DO THIS:
Write out all the entries word for word, but skip any images.

++++ PROVIDED DATA ++++

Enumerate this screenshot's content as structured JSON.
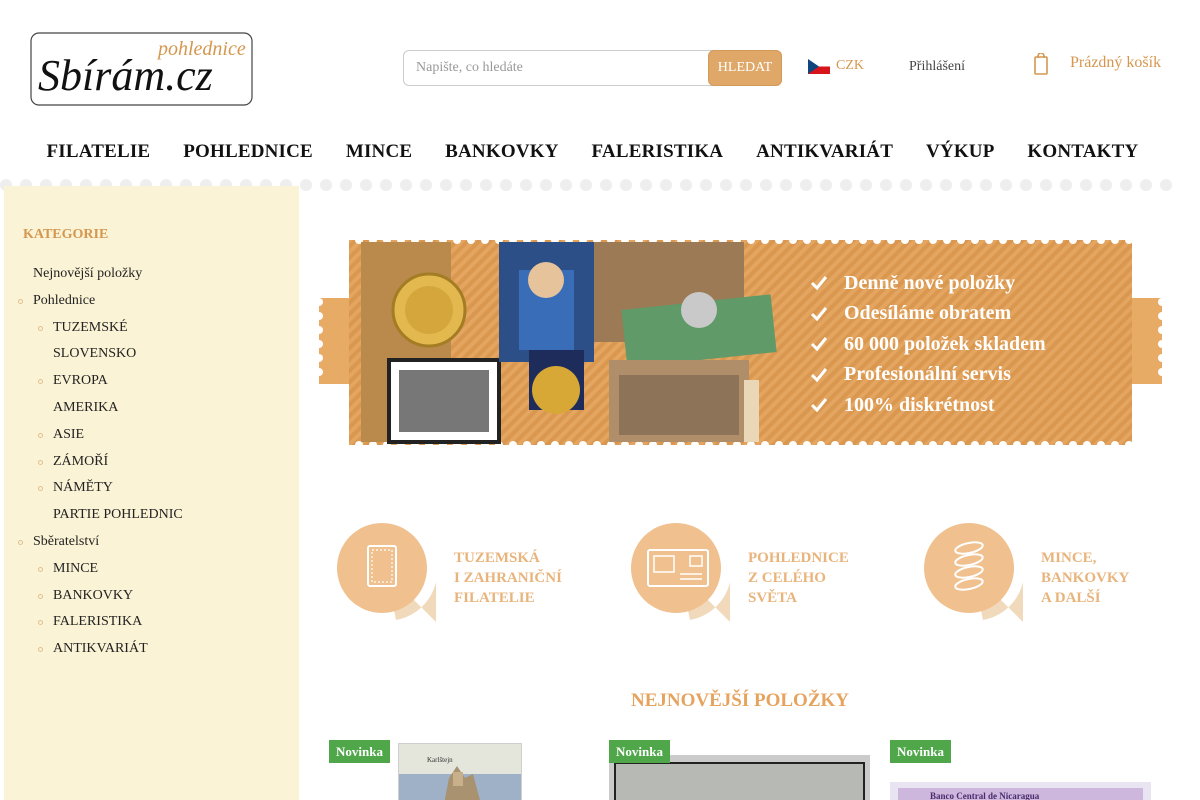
{
  "header": {
    "logo_main": "Sbírám.cz",
    "logo_sub": "pohlednice",
    "search_placeholder": "Napište, co hledáte",
    "search_button": "HLEDAT",
    "currency": "CZK",
    "login": "Přihlášení",
    "cart": "Prázdný košík"
  },
  "nav": [
    "FILATELIE",
    "POHLEDNICE",
    "MINCE",
    "BANKOVKY",
    "FALERISTIKA",
    "ANTIKVARIÁT",
    "VÝKUP",
    "KONTAKTY"
  ],
  "sidebar": {
    "title": "KATEGORIE",
    "items": [
      {
        "label": "Nejnovější položky",
        "level": 0,
        "bullet": false
      },
      {
        "label": "Pohlednice",
        "level": 0,
        "bullet": true
      },
      {
        "label": "TUZEMSKÉ",
        "level": 1,
        "bullet": true
      },
      {
        "label": "SLOVENSKO",
        "level": 1,
        "bullet": false
      },
      {
        "label": "EVROPA",
        "level": 1,
        "bullet": true
      },
      {
        "label": "AMERIKA",
        "level": 1,
        "bullet": false
      },
      {
        "label": "ASIE",
        "level": 1,
        "bullet": true
      },
      {
        "label": "ZÁMOŘÍ",
        "level": 1,
        "bullet": true
      },
      {
        "label": "NÁMĚTY",
        "level": 1,
        "bullet": true
      },
      {
        "label": "PARTIE POHLEDNIC",
        "level": 1,
        "bullet": false
      },
      {
        "label": "Sběratelství",
        "level": 0,
        "bullet": true
      },
      {
        "label": "MINCE",
        "level": 1,
        "bullet": true
      },
      {
        "label": "BANKOVKY",
        "level": 1,
        "bullet": true
      },
      {
        "label": "FALERISTIKA",
        "level": 1,
        "bullet": true
      },
      {
        "label": "ANTIKVARIÁT",
        "level": 1,
        "bullet": true
      }
    ]
  },
  "banner": {
    "lines": [
      "Denně nové položky",
      "Odesíláme obratem",
      "60 000 položek skladem",
      "Profesionální servis",
      "100% diskrétnost"
    ]
  },
  "categories": [
    {
      "label": "TUZEMSKÁ\nI ZAHRANIČNÍ\nFILATELIE",
      "icon": "stamp-icon"
    },
    {
      "label": "POHLEDNICE\nZ CELÉHO\nSVĚTA",
      "icon": "postcard-icon"
    },
    {
      "label": "MINCE,\nBANKOVKY\nA DALŠÍ",
      "icon": "coins-icon"
    }
  ],
  "newest": {
    "title": "NEJNOVĚJŠÍ POLOŽKY",
    "products": [
      {
        "badge": "Novinka",
        "caption": "Karlštejn"
      },
      {
        "badge": "Novinka"
      },
      {
        "badge": "Novinka",
        "caption": "Banco Central de Nicaragua"
      }
    ]
  },
  "colors": {
    "accent": "#d5974f",
    "button": "#e0a868",
    "sidebar_bg": "#fbf3d5",
    "badge": "#4fa74a",
    "banner": "#e0a35c"
  }
}
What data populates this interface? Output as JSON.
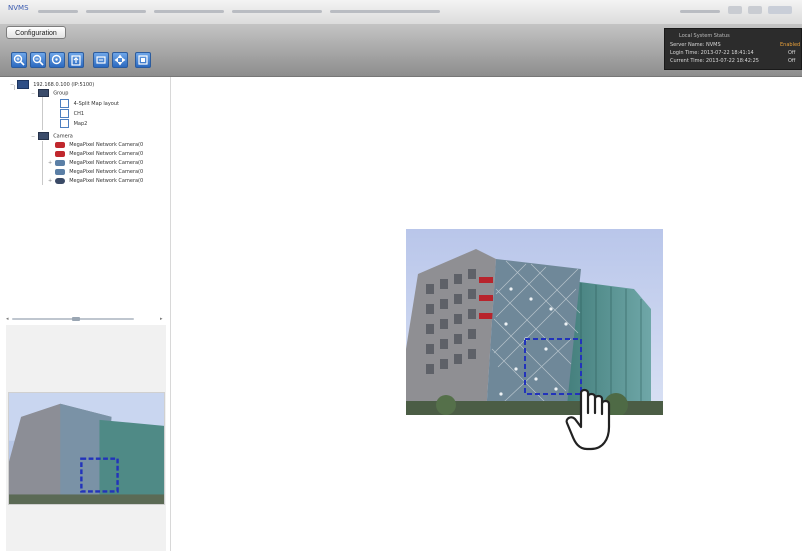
{
  "app": {
    "title": "NVMS"
  },
  "toolbar": {
    "configuration_label": "Configuration",
    "tools": [
      {
        "name": "zoom-in-icon"
      },
      {
        "name": "zoom-out-icon"
      },
      {
        "name": "zoom-fit-icon"
      },
      {
        "name": "export-icon"
      },
      {
        "name": "sequence-icon"
      },
      {
        "name": "ptz-icon"
      },
      {
        "name": "dock-icon"
      }
    ]
  },
  "status": {
    "title": "Local System Status",
    "server_label": "Server Name: NVMS",
    "server_value": "Enabled",
    "login_label": "Login Time: 2013-07-22 18:41:14",
    "login_value": "Off",
    "current_label": "Current Time: 2013-07-22 18:42:25",
    "current_value": "Off"
  },
  "tree": {
    "server": "192.168.0.100 (IP:5100)",
    "group_folder": "Group",
    "groups": [
      "4-Split Map layout",
      "CH1",
      "Map2"
    ],
    "camera_folder": "Camera",
    "cameras": [
      {
        "label": "MegaPixel Network Camera(0",
        "color": "#c0272d"
      },
      {
        "label": "MegaPixel Network Camera(0",
        "color": "#c0272d"
      },
      {
        "label": "MegaPixel Network Camera(0",
        "color": "#5b7fa6"
      },
      {
        "label": "MegaPixel Network Camera(0",
        "color": "#5b7fa6"
      },
      {
        "label": "MegaPixel Network Camera(0",
        "color": "#3a4a66"
      }
    ]
  },
  "colors": {
    "toolbar": "#a6a6a6",
    "accent": "#2c6ac0",
    "status_bg": "#2c2c2c",
    "roi": "#2233bb"
  }
}
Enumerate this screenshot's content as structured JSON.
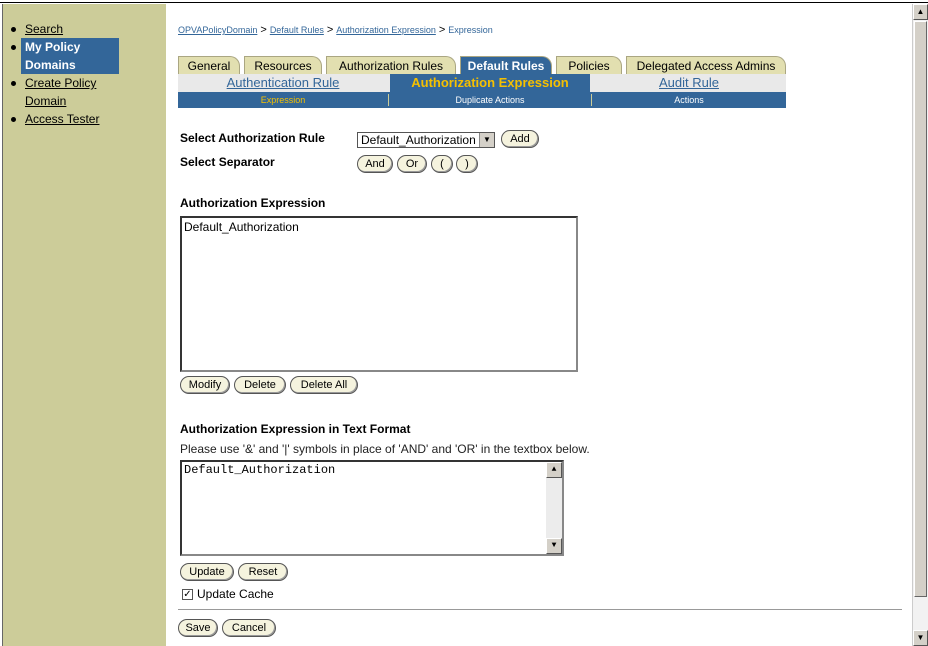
{
  "sidebar": {
    "items": [
      {
        "label": "Search"
      },
      {
        "label": "My Policy Domains"
      },
      {
        "label": "Create Policy Domain"
      },
      {
        "label": "Access Tester"
      }
    ]
  },
  "breadcrumb": {
    "items": [
      "OPVAPolicyDomain",
      "Default Rules",
      "Authorization Expression",
      "Expression"
    ],
    "separator": ">"
  },
  "tabs": [
    {
      "label": "General"
    },
    {
      "label": "Resources"
    },
    {
      "label": "Authorization Rules"
    },
    {
      "label": "Default Rules"
    },
    {
      "label": "Policies"
    },
    {
      "label": "Delegated Access Admins"
    }
  ],
  "subtabs": [
    {
      "label": "Authentication Rule"
    },
    {
      "label": "Authorization Expression"
    },
    {
      "label": "Audit Rule"
    }
  ],
  "subbar": [
    {
      "label": "Expression"
    },
    {
      "label": "Duplicate Actions"
    },
    {
      "label": "Actions"
    }
  ],
  "form": {
    "select_rule_label": "Select Authorization Rule",
    "select_rule_value": "Default_Authorization",
    "add_label": "Add",
    "select_separator_label": "Select Separator",
    "separators": [
      "And",
      "Or",
      "(",
      ")"
    ],
    "expression_heading": "Authorization Expression",
    "expression_items": [
      "Default_Authorization"
    ],
    "modify_label": "Modify",
    "delete_label": "Delete",
    "delete_all_label": "Delete All",
    "text_format_heading": "Authorization Expression in Text Format",
    "text_format_note": "Please use '&' and '|' symbols in place of 'AND' and 'OR' in the textbox below.",
    "text_format_value": "Default_Authorization",
    "update_label": "Update",
    "reset_label": "Reset",
    "update_cache_label": "Update Cache",
    "update_cache_checked": true,
    "save_label": "Save",
    "cancel_label": "Cancel"
  },
  "colors": {
    "sidebar_bg": "#cccc99",
    "accent": "#336699",
    "active_text": "#f5c000",
    "tab_bg": "#e2dfb0"
  }
}
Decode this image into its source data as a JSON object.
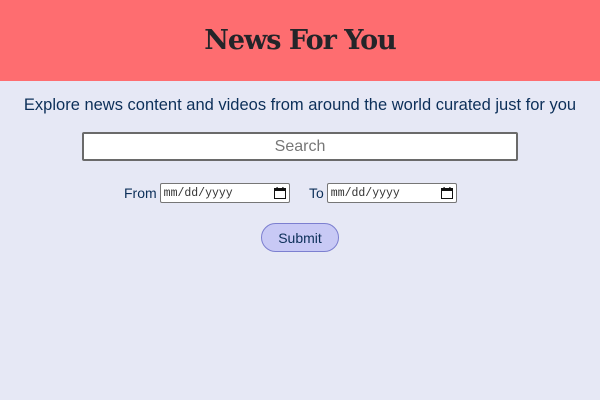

++++

TASK RESPONSE:
Enumerate this screenshot's content as structured JSON.
{
  "header": {
    "logo_main": "Sbírám.cz",
    "logo_sub": "pohlednice",
    "search_placeholder": "Napište, co hledáte",
    "search_button": "HLEDAT",
    "currency": "CZK",
    "login": "Přihlášení",
    "cart": "Prázdný košík"
  },
  "nav": [
    "FILATELIE",
    "POHLEDNICE",
    "MINCE",
    "BANKOVKY",
    "FALERISTIKA",
    "ANTIKVARIÁT",
    "VÝKUP",
    "KONTAKTY"
  ],
  "sidebar": {
    "title": "KATEGORIE",
    "items": [
      {
        "label": "Nejnovější položky",
        "level": 0,
        "bullet": false
      },
      {
        "label": "Pohlednice",
        "level": 0,
        "bullet": true
      },
      {
        "label": "TUZEMSKÉ",
        "level": 1,
        "bullet": true
      },
      {
        "label": "SLOVENSKO",
        "level": 1,
        "bullet": false
      },
      {
        "label": "EVROPA",
        "level": 1,
        "bullet": true
      },
      {
        "label": "AMERIKA",
        "level": 1,
        "bullet": false
      },
      {
        "label": "ASIE",
        "level": 1,
        "bullet": true
      },
      {
        "label": "ZÁMOŘÍ",
        "level": 1,
        "bullet": true
      },
      {
        "label": "NÁMĚTY",
        "level": 1,
        "bullet": true
      },
      {
        "label": "PARTIE POHLEDNIC",
        "level": 1,
        "bullet": false
      },
      {
        "label": "Sběratelství",
        "level": 0,
        "bullet": true
      },
      {
        "label": "MINCE",
        "level": 1,
        "bullet": true
      },
      {
        "label": "BANKOVKY",
        "level": 1,
        "bullet": true
      },
      {
        "label": "FALERISTIKA",
        "level": 1,
        "bullet": true
      },
      {
        "label": "ANTIKVARIÁT",
        "level": 1,
        "bullet": true
      }
    ]
  },
  "banner": {
    "lines": [
      "Denně nové položky",
      "Odesíláme obratem",
      "60 000 položek skladem",
      "Profesionální servis",
      "100% diskrétnost"
    ]
  },
  "categories": [
    {
      "label": "TUZEMSKÁ\nI ZAHRANIČNÍ\nFILATELIE",
      "icon": "stamp-icon"
    },
    {
      "label": "POHLEDNICE\nZ CELÉHO\nSVĚTA",
      "icon": "postcard-icon"
    },
    {
      "label": "MINCE,\nBANKOVKY\nA DALŠÍ",
      "icon": "coins-icon"
    }
  ],
  "newest": {
    "title": "NEJNOVĚJŠÍ POLOŽKY",
    "products": [
      {
        "badge": "Novinka",
        "caption": "Karlštejn"
      },
      {
        "badge": "Novinka"
      },
      {
        "badge": "Novinka",
        "caption": "Banco Central de Nicaragua"
      }
    ]
  },
  "colors": {
    "accent": "#d5974f",
    "button": "#e0a868",
    "sidebar_bg": "#fbf3d5",
    "badge": "#4fa74a",
    "banner": "#e0a35c"
  }
}
What data populates this interface? Output as JSON.
{
  "app": {
    "title": "NVMS"
  },
  "toolbar": {
    "configuration_label": "Configuration",
    "tools": [
      {
        "name": "zoom-in-icon"
      },
      {
        "name": "zoom-out-icon"
      },
      {
        "name": "zoom-fit-icon"
      },
      {
        "name": "export-icon"
      },
      {
        "name": "sequence-icon"
      },
      {
        "name": "ptz-icon"
      },
      {
        "name": "dock-icon"
      }
    ]
  },
  "status": {
    "title": "Local System Status",
    "server_label": "Server Name: NVMS",
    "server_value": "Enabled",
    "login_label": "Login Time: 2013-07-22 18:41:14",
    "login_value": "Off",
    "current_label": "Current Time: 2013-07-22 18:42:25",
    "current_value": "Off"
  },
  "tree": {
    "server": "192.168.0.100 (IP:5100)",
    "group_folder": "Group",
    "groups": [
      "4-Split Map layout",
      "CH1",
      "Map2"
    ],
    "camera_folder": "Camera",
    "cameras": [
      {
        "label": "MegaPixel Network Camera(0",
        "color": "#c0272d"
      },
      {
        "label": "MegaPixel Network Camera(0",
        "color": "#c0272d"
      },
      {
        "label": "MegaPixel Network Camera(0",
        "color": "#5b7fa6"
      },
      {
        "label": "MegaPixel Network Camera(0",
        "color": "#5b7fa6"
      },
      {
        "label": "MegaPixel Network Camera(0",
        "color": "#3a4a66"
      }
    ]
  },
  "colors": {
    "toolbar": "#a6a6a6",
    "accent": "#2c6ac0",
    "status_bg": "#2c2c2c",
    "roi": "#2233bb"
  }
}
Enumerate this screenshot's content as structured JSON.
{
  "sidebar": {
    "items": [
      {
        "label": "Search"
      },
      {
        "label": "My Policy Domains"
      },
      {
        "label": "Create Policy Domain"
      },
      {
        "label": "Access Tester"
      }
    ]
  },
  "breadcrumb": {
    "items": [
      "OPVAPolicyDomain",
      "Default Rules",
      "Authorization Expression",
      "Expression"
    ],
    "separator": ">"
  },
  "tabs": [
    {
      "label": "General"
    },
    {
      "label": "Resources"
    },
    {
      "label": "Authorization Rules"
    },
    {
      "label": "Default Rules"
    },
    {
      "label": "Policies"
    },
    {
      "label": "Delegated Access Admins"
    }
  ],
  "subtabs": [
    {
      "label": "Authentication Rule"
    },
    {
      "label": "Authorization Expression"
    },
    {
      "label": "Audit Rule"
    }
  ],
  "subbar": [
    {
      "label": "Expression"
    },
    {
      "label": "Duplicate Actions"
    },
    {
      "label": "Actions"
    }
  ],
  "form": {
    "select_rule_label": "Select Authorization Rule",
    "select_rule_value": "Default_Authorization",
    "add_label": "Add",
    "select_separator_label": "Select Separator",
    "separators": [
      "And",
      "Or",
      "(",
      ")"
    ],
    "expression_heading": "Authorization Expression",
    "expression_items": [
      "Default_Authorization"
    ],
    "modify_label": "Modify",
    "delete_label": "Delete",
    "delete_all_label": "Delete All",
    "text_format_heading": "Authorization Expression in Text Format",
    "text_format_note": "Please use '&' and '|' symbols in place of 'AND' and 'OR' in the textbox below.",
    "text_format_value": "Default_Authorization",
    "update_label": "Update",
    "reset_label": "Reset",
    "update_cache_label": "Update Cache",
    "update_cache_checked": true,
    "save_label": "Save",
    "cancel_label": "Cancel"
  },
  "colors": {
    "sidebar_bg": "#cccc99",
    "accent": "#336699",
    "active_text": "#f5c000",
    "tab_bg": "#e2dfb0"
  }
}
Decode this image into its source data as a JSON object.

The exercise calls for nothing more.